THE REQUEST ▸
Go through the records underneath and write each one out again exactly.

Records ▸
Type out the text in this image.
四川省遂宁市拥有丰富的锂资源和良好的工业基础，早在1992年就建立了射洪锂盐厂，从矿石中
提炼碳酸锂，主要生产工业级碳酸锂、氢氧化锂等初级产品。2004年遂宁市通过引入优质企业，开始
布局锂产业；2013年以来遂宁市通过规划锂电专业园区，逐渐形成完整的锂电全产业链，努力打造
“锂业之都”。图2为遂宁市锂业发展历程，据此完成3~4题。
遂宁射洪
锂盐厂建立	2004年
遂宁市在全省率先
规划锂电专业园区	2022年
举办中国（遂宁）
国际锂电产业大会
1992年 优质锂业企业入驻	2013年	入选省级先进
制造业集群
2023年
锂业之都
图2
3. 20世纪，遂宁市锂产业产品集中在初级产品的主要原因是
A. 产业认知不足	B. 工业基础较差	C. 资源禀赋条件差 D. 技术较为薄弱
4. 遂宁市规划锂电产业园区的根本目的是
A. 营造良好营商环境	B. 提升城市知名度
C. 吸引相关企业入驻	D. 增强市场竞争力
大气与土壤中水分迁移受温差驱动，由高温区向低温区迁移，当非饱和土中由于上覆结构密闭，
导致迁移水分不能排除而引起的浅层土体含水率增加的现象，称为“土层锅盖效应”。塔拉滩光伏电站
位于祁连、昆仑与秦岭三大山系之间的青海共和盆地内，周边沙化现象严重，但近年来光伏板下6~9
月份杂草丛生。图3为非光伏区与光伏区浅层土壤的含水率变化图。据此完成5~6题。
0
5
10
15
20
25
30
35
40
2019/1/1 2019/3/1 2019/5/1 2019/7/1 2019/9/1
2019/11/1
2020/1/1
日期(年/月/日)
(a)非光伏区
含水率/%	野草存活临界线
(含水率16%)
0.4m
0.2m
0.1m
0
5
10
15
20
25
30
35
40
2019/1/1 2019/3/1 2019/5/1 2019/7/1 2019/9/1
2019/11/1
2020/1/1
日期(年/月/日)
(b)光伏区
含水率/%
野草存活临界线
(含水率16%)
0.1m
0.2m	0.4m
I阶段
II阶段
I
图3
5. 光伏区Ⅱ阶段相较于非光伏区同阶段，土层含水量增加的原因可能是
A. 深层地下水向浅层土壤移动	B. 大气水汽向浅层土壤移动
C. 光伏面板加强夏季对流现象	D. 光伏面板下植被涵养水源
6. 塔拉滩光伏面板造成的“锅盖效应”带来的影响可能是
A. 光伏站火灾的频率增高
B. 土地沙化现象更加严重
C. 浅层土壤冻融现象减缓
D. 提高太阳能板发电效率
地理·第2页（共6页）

TASK SOLUTION ▸
Type out the text in this image.
四川省遂宁市拥有丰富的锂资源和良好的工业基础，早在1992年就建立了射洪锂盐厂，从矿石中
提炼碳酸锂，主要生产工业级碳酸锂、氢氧化锂等初级产品。2004年遂宁市通过引入优质企业，开始
布局锂产业；2013年以来遂宁市通过规划锂电专业园区，逐渐形成完整的锂电全产业链，努力打造
“锂业之都”。图2为遂宁市锂业发展历程，据此完成3~4题。
遂宁射洪
锂盐厂建立	2004年
遂宁市在全省率先
规划锂电专业园区	2022年
举办中国（遂宁）
国际锂电产业大会
1992年 优质锂业企业入驻	2013年	入选省级先进
制造业集群
2023年
锂业之都
图2
3. 20世纪，遂宁市锂产业产品集中在初级产品的主要原因是
A. 产业认知不足	B. 工业基础较差	C. 资源禀赋条件差 D. 技术较为薄弱
4. 遂宁市规划锂电产业园区的根本目的是
A. 营造良好营商环境	B. 提升城市知名度
C. 吸引相关企业入驻	D. 增强市场竞争力
大气与土壤中水分迁移受温差驱动，由高温区向低温区迁移，当非饱和土中由于上覆结构密闭，
导致迁移水分不能排除而引起的浅层土体含水率增加的现象，称为“土层锅盖效应”。塔拉滩光伏电站
位于祁连、昆仑与秦岭三大山系之间的青海共和盆地内，周边沙化现象严重，但近年来光伏板下6~9
月份杂草丛生。图3为非光伏区与光伏区浅层土壤的含水率变化图。据此完成5~6题。
0
5
10
15
20
25
30
35
40
2019/1/1 2019/3/1 2019/5/1 2019/7/1 2019/9/1
2019/11/1
2020/1/1
日期(年/月/日)
(a)非光伏区
含水率/%	野草存活临界线
(含水率16%)
0.4m
0.2m
0.1m
0
5
10
15
20
25
30
35
40
2019/1/1 2019/3/1 2019/5/1 2019/7/1 2019/9/1
2019/11/1
2020/1/1
日期(年/月/日)
(b)光伏区
含水率/%
野草存活临界线
(含水率16%)
0.1m
0.2m	0.4m
I阶段
II阶段
I
图3
5. 光伏区Ⅱ阶段相较于非光伏区同阶段，土层含水量增加的原因可能是
A. 深层地下水向浅层土壤移动	B. 大气水汽向浅层土壤移动
C. 光伏面板加强夏季对流现象	D. 光伏面板下植被涵养水源
6. 塔拉滩光伏面板造成的“锅盖效应”带来的影响可能是
A. 光伏站火灾的频率增高
B. 土地沙化现象更加严重
C. 浅层土壤冻融现象减缓
D. 提高太阳能板发电效率
地理·第2页（共6页）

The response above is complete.